TASK OBJECTIVE
Only the pictures are left out: repeat the rest of the entries exactly.

--- START ---

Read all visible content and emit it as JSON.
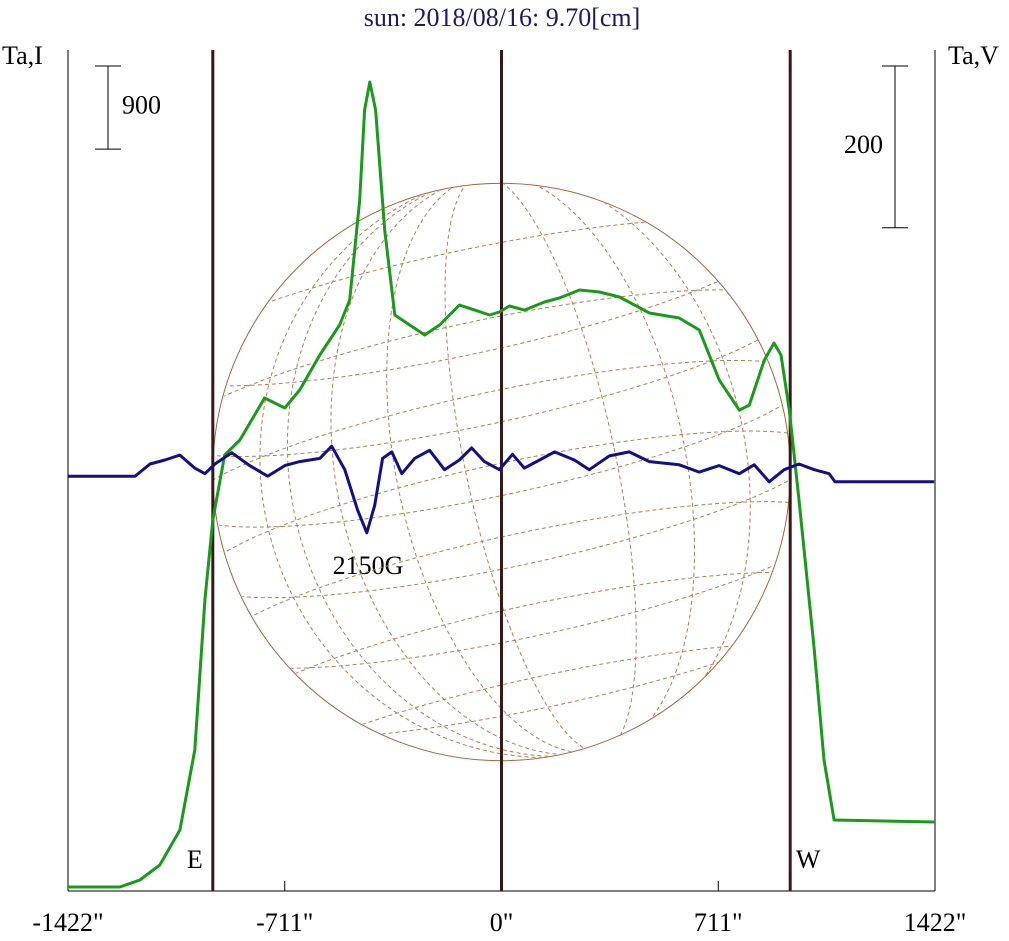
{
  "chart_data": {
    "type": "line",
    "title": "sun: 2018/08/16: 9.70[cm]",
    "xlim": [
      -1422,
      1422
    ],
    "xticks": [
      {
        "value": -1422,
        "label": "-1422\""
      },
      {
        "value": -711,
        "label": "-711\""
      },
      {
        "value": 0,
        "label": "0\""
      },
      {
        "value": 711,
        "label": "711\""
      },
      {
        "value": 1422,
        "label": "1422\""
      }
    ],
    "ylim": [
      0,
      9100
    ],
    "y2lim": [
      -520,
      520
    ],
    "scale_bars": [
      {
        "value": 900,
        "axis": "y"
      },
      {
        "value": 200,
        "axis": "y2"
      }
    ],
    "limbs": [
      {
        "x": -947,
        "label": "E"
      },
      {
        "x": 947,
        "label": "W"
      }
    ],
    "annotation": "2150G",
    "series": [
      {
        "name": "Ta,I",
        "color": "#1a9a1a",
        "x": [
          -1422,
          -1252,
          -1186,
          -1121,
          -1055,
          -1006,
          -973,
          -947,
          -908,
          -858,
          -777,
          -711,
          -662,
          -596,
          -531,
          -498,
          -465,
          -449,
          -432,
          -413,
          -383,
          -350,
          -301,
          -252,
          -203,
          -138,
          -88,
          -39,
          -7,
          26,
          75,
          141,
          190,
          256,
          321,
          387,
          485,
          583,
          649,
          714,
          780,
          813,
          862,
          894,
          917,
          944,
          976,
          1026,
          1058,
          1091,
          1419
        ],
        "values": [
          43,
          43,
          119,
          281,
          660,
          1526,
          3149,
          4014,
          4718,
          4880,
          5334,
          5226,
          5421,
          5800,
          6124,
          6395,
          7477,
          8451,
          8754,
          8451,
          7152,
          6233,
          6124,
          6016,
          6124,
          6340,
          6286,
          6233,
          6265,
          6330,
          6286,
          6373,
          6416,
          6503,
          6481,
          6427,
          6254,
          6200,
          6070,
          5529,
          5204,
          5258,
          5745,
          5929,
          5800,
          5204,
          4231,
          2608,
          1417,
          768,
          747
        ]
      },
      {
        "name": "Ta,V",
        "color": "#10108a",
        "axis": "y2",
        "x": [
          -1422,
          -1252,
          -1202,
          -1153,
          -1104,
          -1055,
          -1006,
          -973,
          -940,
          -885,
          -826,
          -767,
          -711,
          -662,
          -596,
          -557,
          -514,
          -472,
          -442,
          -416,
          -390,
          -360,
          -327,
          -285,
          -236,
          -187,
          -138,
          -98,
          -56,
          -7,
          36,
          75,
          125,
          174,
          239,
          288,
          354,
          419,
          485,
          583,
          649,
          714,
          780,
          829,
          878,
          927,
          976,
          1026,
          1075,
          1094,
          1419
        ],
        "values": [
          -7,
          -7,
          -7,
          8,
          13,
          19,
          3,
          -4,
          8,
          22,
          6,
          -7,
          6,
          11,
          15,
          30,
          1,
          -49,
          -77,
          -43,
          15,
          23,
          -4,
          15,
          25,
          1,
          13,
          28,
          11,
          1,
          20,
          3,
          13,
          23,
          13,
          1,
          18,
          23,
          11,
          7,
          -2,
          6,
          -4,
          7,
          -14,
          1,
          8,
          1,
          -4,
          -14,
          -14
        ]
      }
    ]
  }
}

--- END ---

EXPECTED ANSWER
Read all visible content and emit it as JSON.
{
  "chart_data": {
    "type": "line",
    "title": "sun: 2018/08/16: 9.70[cm]",
    "xlim": [
      -1422,
      1422
    ],
    "xticks": [
      {
        "value": -1422,
        "label": "-1422\""
      },
      {
        "value": -711,
        "label": "-711\""
      },
      {
        "value": 0,
        "label": "0\""
      },
      {
        "value": 711,
        "label": "711\""
      },
      {
        "value": 1422,
        "label": "1422\""
      }
    ],
    "ylim": [
      0,
      9100
    ],
    "y2lim": [
      -520,
      520
    ],
    "scale_bars": [
      {
        "value": 900,
        "axis": "y"
      },
      {
        "value": 200,
        "axis": "y2"
      }
    ],
    "limbs": [
      {
        "x": -947,
        "label": "E"
      },
      {
        "x": 947,
        "label": "W"
      }
    ],
    "annotation": "2150G",
    "series": [
      {
        "name": "Ta,I",
        "color": "#1a9a1a",
        "x": [
          -1422,
          -1252,
          -1186,
          -1121,
          -1055,
          -1006,
          -973,
          -947,
          -908,
          -858,
          -777,
          -711,
          -662,
          -596,
          -531,
          -498,
          -465,
          -449,
          -432,
          -413,
          -383,
          -350,
          -301,
          -252,
          -203,
          -138,
          -88,
          -39,
          -7,
          26,
          75,
          141,
          190,
          256,
          321,
          387,
          485,
          583,
          649,
          714,
          780,
          813,
          862,
          894,
          917,
          944,
          976,
          1026,
          1058,
          1091,
          1419
        ],
        "values": [
          43,
          43,
          119,
          281,
          660,
          1526,
          3149,
          4014,
          4718,
          4880,
          5334,
          5226,
          5421,
          5800,
          6124,
          6395,
          7477,
          8451,
          8754,
          8451,
          7152,
          6233,
          6124,
          6016,
          6124,
          6340,
          6286,
          6233,
          6265,
          6330,
          6286,
          6373,
          6416,
          6503,
          6481,
          6427,
          6254,
          6200,
          6070,
          5529,
          5204,
          5258,
          5745,
          5929,
          5800,
          5204,
          4231,
          2608,
          1417,
          768,
          747
        ]
      },
      {
        "name": "Ta,V",
        "color": "#10108a",
        "axis": "y2",
        "x": [
          -1422,
          -1252,
          -1202,
          -1153,
          -1104,
          -1055,
          -1006,
          -973,
          -940,
          -885,
          -826,
          -767,
          -711,
          -662,
          -596,
          -557,
          -514,
          -472,
          -442,
          -416,
          -390,
          -360,
          -327,
          -285,
          -236,
          -187,
          -138,
          -98,
          -56,
          -7,
          36,
          75,
          125,
          174,
          239,
          288,
          354,
          419,
          485,
          583,
          649,
          714,
          780,
          829,
          878,
          927,
          976,
          1026,
          1075,
          1094,
          1419
        ],
        "values": [
          -7,
          -7,
          -7,
          8,
          13,
          19,
          3,
          -4,
          8,
          22,
          6,
          -7,
          6,
          11,
          15,
          30,
          1,
          -49,
          -77,
          -43,
          15,
          23,
          -4,
          15,
          25,
          1,
          13,
          28,
          11,
          1,
          20,
          3,
          13,
          23,
          13,
          1,
          18,
          23,
          11,
          7,
          -2,
          6,
          -4,
          7,
          -14,
          1,
          8,
          1,
          -4,
          -14,
          -14
        ]
      }
    ]
  }
}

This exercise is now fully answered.